- [PASSAGE]:
Обсуждение: Add WAL read stats to pg_stat_wal

Поиск
Список
Период
Сортировка

Add WAL read stats to pg_stat_wal

От
Bharath Rupireddy
Дата:
Hi,

While working on [1], I was in need to know WAL read stats (number of
times and amount of WAL data read from disk, time taken to read) to
measure the benefit. I had to write a developer patch to capture WAL
read stats as pg_stat_wal currently emits WAL write stats. With recent
works on pg_stat_io which emit data read IO stats too, I think it's
better to not miss WAL read stats. It might help others who keep an
eye on IOPS of the production servers for various reasons. The WAL
read stats I'm thinking useful are wal_read_bytes - total amount of
WAL read, wal_read - total number of times WAL is read from disk,
wal_read_time - total amount of time spent reading WAL (tracked only
when an existing GUC track_wal_io_timing is on).

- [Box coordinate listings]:
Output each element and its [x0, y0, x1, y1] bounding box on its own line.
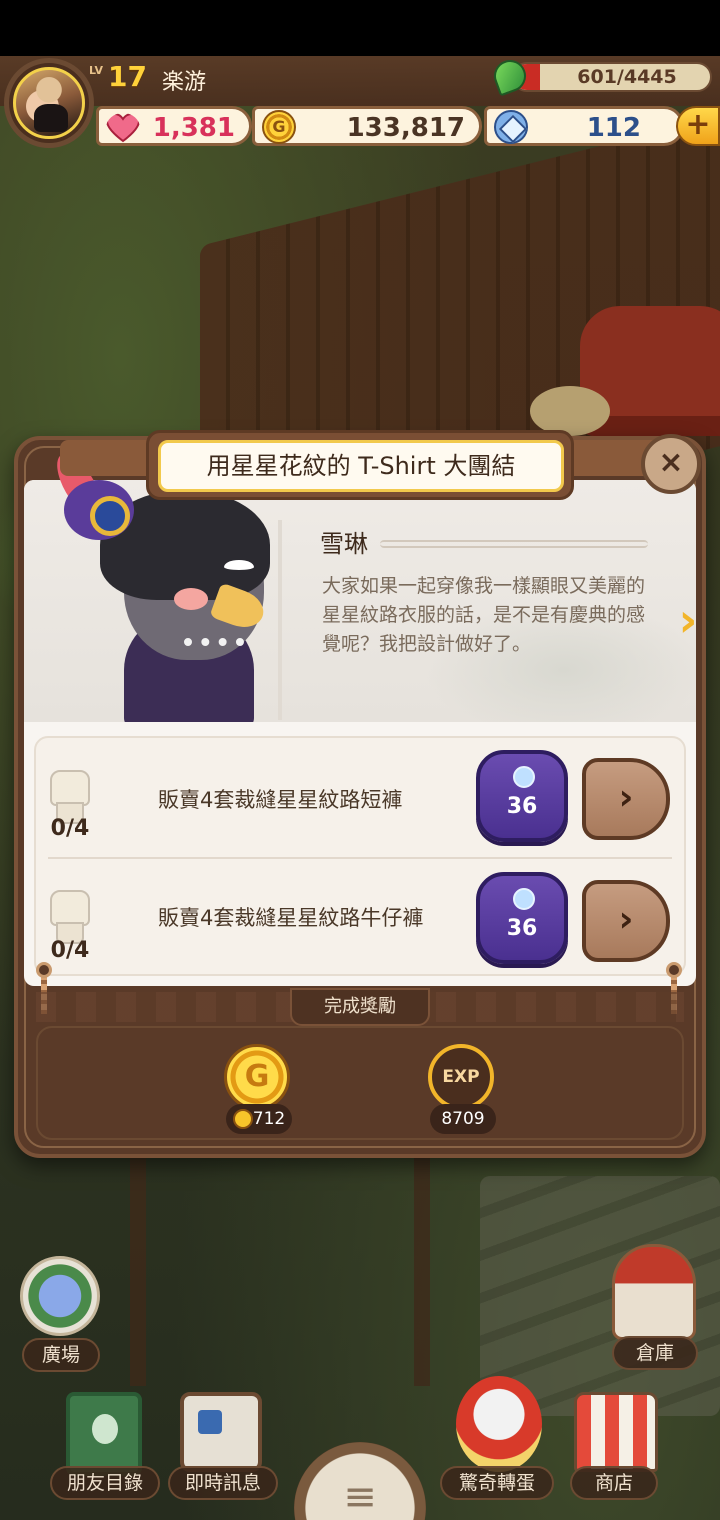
nav-gacha[interactable]: 驚奇轉蛋: [440, 1466, 554, 1500]
task-go-button[interactable]: ›: [582, 880, 670, 962]
avatar[interactable]: [13, 67, 85, 139]
add-gems-button[interactable]: +: [676, 106, 720, 146]
gems-value: 112: [586, 113, 641, 143]
gold-coin-icon: G: [224, 1044, 290, 1110]
speech-divider: [278, 520, 282, 720]
task-gem-reward[interactable]: 36: [476, 872, 568, 964]
nav-plaza[interactable]: 廣場: [22, 1338, 100, 1372]
quest-title: 用星星花紋的 T-Shirt 大團結: [158, 440, 564, 492]
energy-value: 601/4445: [577, 66, 677, 88]
task-progress: 0/4: [50, 938, 90, 963]
jeans-item-icon: [42, 886, 98, 946]
level-number: 17: [108, 60, 147, 93]
exp-icon: EXP: [428, 1044, 494, 1110]
npc-dialogue: 大家如果一起穿像我一樣顯眼又美麗的星星紋路衣服的話，是不是有慶典的感覺呢？我把設…: [322, 575, 646, 655]
shop-icon[interactable]: [574, 1392, 658, 1472]
nav-shop[interactable]: 商店: [570, 1466, 658, 1500]
gem-icon: [494, 110, 528, 144]
heart-icon: [106, 113, 140, 143]
nav-warehouse[interactable]: 倉庫: [612, 1336, 698, 1370]
messages-icon[interactable]: [180, 1392, 262, 1472]
completion-reward-label: 完成獎勵: [290, 988, 430, 1026]
plaza-icon[interactable]: [20, 1256, 100, 1336]
energy-bar[interactable]: 601/4445: [512, 62, 712, 92]
task-progress: 0/4: [50, 816, 90, 841]
coins-value: 133,817: [346, 113, 465, 143]
exp-reward-amount: 8709: [430, 1104, 496, 1134]
small-coin-icon: [233, 1109, 253, 1129]
task-label: 販賣4套裁縫星星紋路牛仔褲: [158, 906, 424, 930]
task-label: 販賣4套裁縫星星紋路短褲: [158, 788, 403, 812]
completion-reward-box: [36, 1026, 684, 1140]
warehouse-icon[interactable]: [612, 1244, 696, 1340]
task-reward-value: 36: [506, 916, 538, 941]
coin-icon: G: [262, 110, 296, 144]
task-go-button[interactable]: ›: [582, 758, 670, 840]
task-divider: [48, 857, 672, 859]
close-button[interactable]: ×: [641, 434, 701, 494]
player-name: 楽游: [162, 70, 207, 95]
gem-icon: [513, 888, 535, 910]
name-ornament: [380, 540, 648, 548]
hearts-value: 1,381: [152, 113, 235, 143]
gem-icon: [513, 766, 535, 788]
friends-book-icon[interactable]: [66, 1392, 142, 1476]
nav-messages[interactable]: 即時訊息: [168, 1466, 278, 1500]
gacha-machine-icon[interactable]: [456, 1376, 542, 1472]
pin: [666, 962, 682, 978]
pin: [36, 962, 52, 978]
npc-name: 雪琳: [320, 530, 368, 558]
level-label: LV: [89, 64, 104, 77]
scene-wooden-structure: [130, 1136, 430, 1386]
task-reward-value: 36: [506, 794, 538, 819]
scene-table: [530, 386, 610, 436]
nav-friends[interactable]: 朋友目錄: [50, 1466, 160, 1500]
status-strip: [0, 0, 720, 56]
task-gem-reward[interactable]: 36: [476, 750, 568, 842]
next-dialogue-arrow[interactable]: ›: [668, 594, 708, 646]
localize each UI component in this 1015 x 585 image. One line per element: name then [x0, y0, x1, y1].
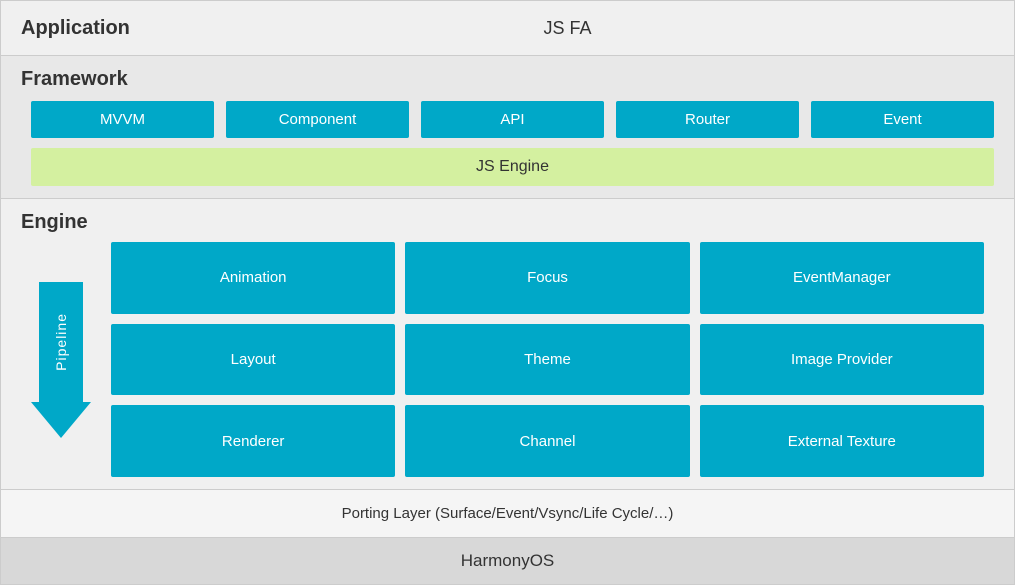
pipeline-column: Pipeline	[21, 242, 101, 477]
box-mvvm: MVVM	[31, 101, 214, 138]
harmony-section: HarmonyOS	[1, 538, 1014, 584]
pipeline-label: Pipeline	[53, 313, 69, 371]
harmony-text: HarmonyOS	[461, 551, 555, 571]
engine-body: Pipeline Animation Focus EventManager La…	[21, 242, 994, 477]
box-theme: Theme	[405, 324, 689, 396]
porting-layer-section: Porting Layer (Surface/Event/Vsync/Life …	[1, 490, 1014, 538]
engine-label: Engine	[21, 211, 994, 234]
framework-section: Framework MVVM Component API Router Even…	[1, 56, 1014, 199]
pipeline-arrow: Pipeline	[31, 282, 91, 438]
box-api: API	[421, 101, 604, 138]
box-layout: Layout	[111, 324, 395, 396]
box-channel: Channel	[405, 405, 689, 477]
framework-boxes: MVVM Component API Router Event	[31, 101, 994, 138]
architecture-diagram: Application JS FA Framework MVVM Compone…	[0, 0, 1015, 585]
framework-label: Framework	[21, 68, 994, 91]
box-animation: Animation	[111, 242, 395, 314]
engine-grid: Animation Focus EventManager Layout Them…	[101, 242, 994, 477]
box-event-manager: EventManager	[700, 242, 984, 314]
box-router: Router	[616, 101, 799, 138]
box-renderer: Renderer	[111, 405, 395, 477]
pipeline-arrowhead	[31, 402, 91, 438]
application-section: Application JS FA	[1, 1, 1014, 56]
js-engine-box: JS Engine	[31, 148, 994, 186]
box-component: Component	[226, 101, 409, 138]
application-content: JS FA	[141, 18, 994, 39]
pipeline-shaft: Pipeline	[39, 282, 83, 402]
box-external-texture: External Texture	[700, 405, 984, 477]
box-focus: Focus	[405, 242, 689, 314]
application-label: Application	[21, 17, 141, 40]
box-event: Event	[811, 101, 994, 138]
engine-section: Engine Pipeline Animation Focus EventMan…	[1, 199, 1014, 490]
porting-layer-text: Porting Layer (Surface/Event/Vsync/Life …	[342, 505, 674, 522]
box-image-provider: Image Provider	[700, 324, 984, 396]
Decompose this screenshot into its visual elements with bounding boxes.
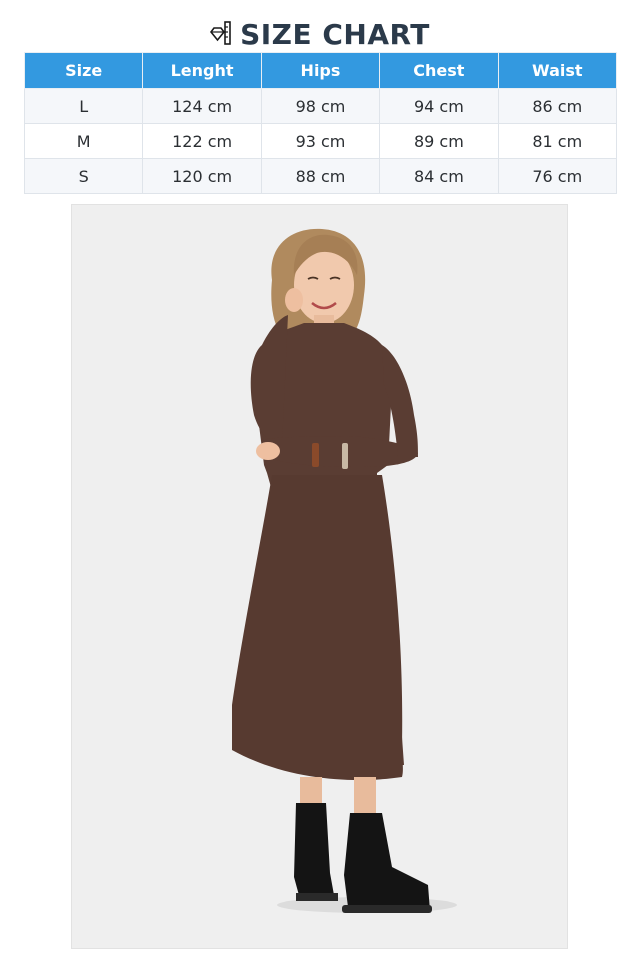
model-photo	[71, 204, 568, 949]
cell-chest: 89 cm	[379, 123, 499, 159]
cell-chest: 84 cm	[379, 158, 499, 194]
header-waist: Waist	[497, 52, 618, 89]
cell-waist: 81 cm	[497, 123, 618, 159]
table-row: L 124 cm 98 cm 94 cm 86 cm	[23, 88, 618, 124]
table-row: S 120 cm 88 cm 84 cm 76 cm	[23, 158, 618, 194]
cell-hips: 93 cm	[260, 123, 381, 159]
cell-length: 122 cm	[142, 123, 262, 159]
cell-length: 124 cm	[142, 88, 262, 124]
cell-waist: 76 cm	[497, 158, 618, 194]
cell-hips: 98 cm	[260, 88, 381, 124]
header-size: Size	[23, 52, 144, 89]
cell-waist: 86 cm	[497, 88, 618, 124]
cell-hips: 88 cm	[260, 158, 381, 194]
table-header-row: Size Lenght Hips Chest Waist	[23, 52, 618, 89]
title-text: SIZE CHART	[240, 17, 430, 51]
cell-chest: 94 cm	[379, 88, 499, 124]
cell-size: L	[23, 88, 144, 124]
header-chest: Chest	[379, 52, 499, 89]
header-length: Lenght	[142, 52, 262, 89]
cell-length: 120 cm	[142, 158, 262, 194]
size-chart-title: SIZE CHART	[0, 14, 640, 54]
header-hips: Hips	[260, 52, 381, 89]
table-row: M 122 cm 93 cm 89 cm 81 cm	[23, 123, 618, 159]
size-table: Size Lenght Hips Chest Waist L 124 cm 98…	[23, 52, 618, 194]
cell-size: M	[23, 123, 144, 159]
diamond-ruler-icon	[210, 20, 232, 48]
model-illustration	[72, 205, 567, 948]
cell-size: S	[23, 158, 144, 194]
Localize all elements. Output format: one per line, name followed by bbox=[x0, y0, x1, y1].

- [PROBLEM SET]:
1. From the message about adding WAL read stats to pg_stat_wal, list the names of the proposed WAL read stats.
2. Continue the message about adding WAL read stats to pg_stat_wal from its last sentence.

- [EXPECTED RESULTS]:
1. wal_read_bytes, wal_read, wal_read_time

2.
I came up with a patch and attached it here. The WAL readers that add
to WAL read stats are WAL senders, startup process and other backends
using xlogreader for logical replication or pg_walinspect SQL
functions. They all report stats to shared memory by calling
pgstat_report_wal() in appropriate locations. In standby mode, calling
pgstat_report_wa() for every record seems to be costly. Therefore, I
chose to report stats every 1024 WAL records (a random number,
suggestions for a better a way are welcome here).

Note that the patch needs a bit more work, per [2]. With the patch,
the WAL senders (processes exiting after checkpointer) will generate
stats and we need to either let all or only one WAL sender to write
stats to disk. Allowing one WAL sender to write might be tricky.
Allowing all WAL senders to write might make too many writes to the
stats file. And, we need a lock to let only one process write. I can't
think of a best way here at the moment.

Thoughts?

[1] https://www.postgresql.org/message-id/CALj2ACXKKK=wbiG5_t6dGao5GoecMwRkhr7GjVBM_jg54+Na=Q@mail.gmail.com
[2]
    /*
     * Write out stats after shutdown. This needs to be called by exactly one
     * process during a normal shutdown, and since checkpointer is shut down
     * very late...
     *
     * Walsenders are shut down after the checkpointer, but currently don't
     * report stats. If that changes, we need a more complicated solution.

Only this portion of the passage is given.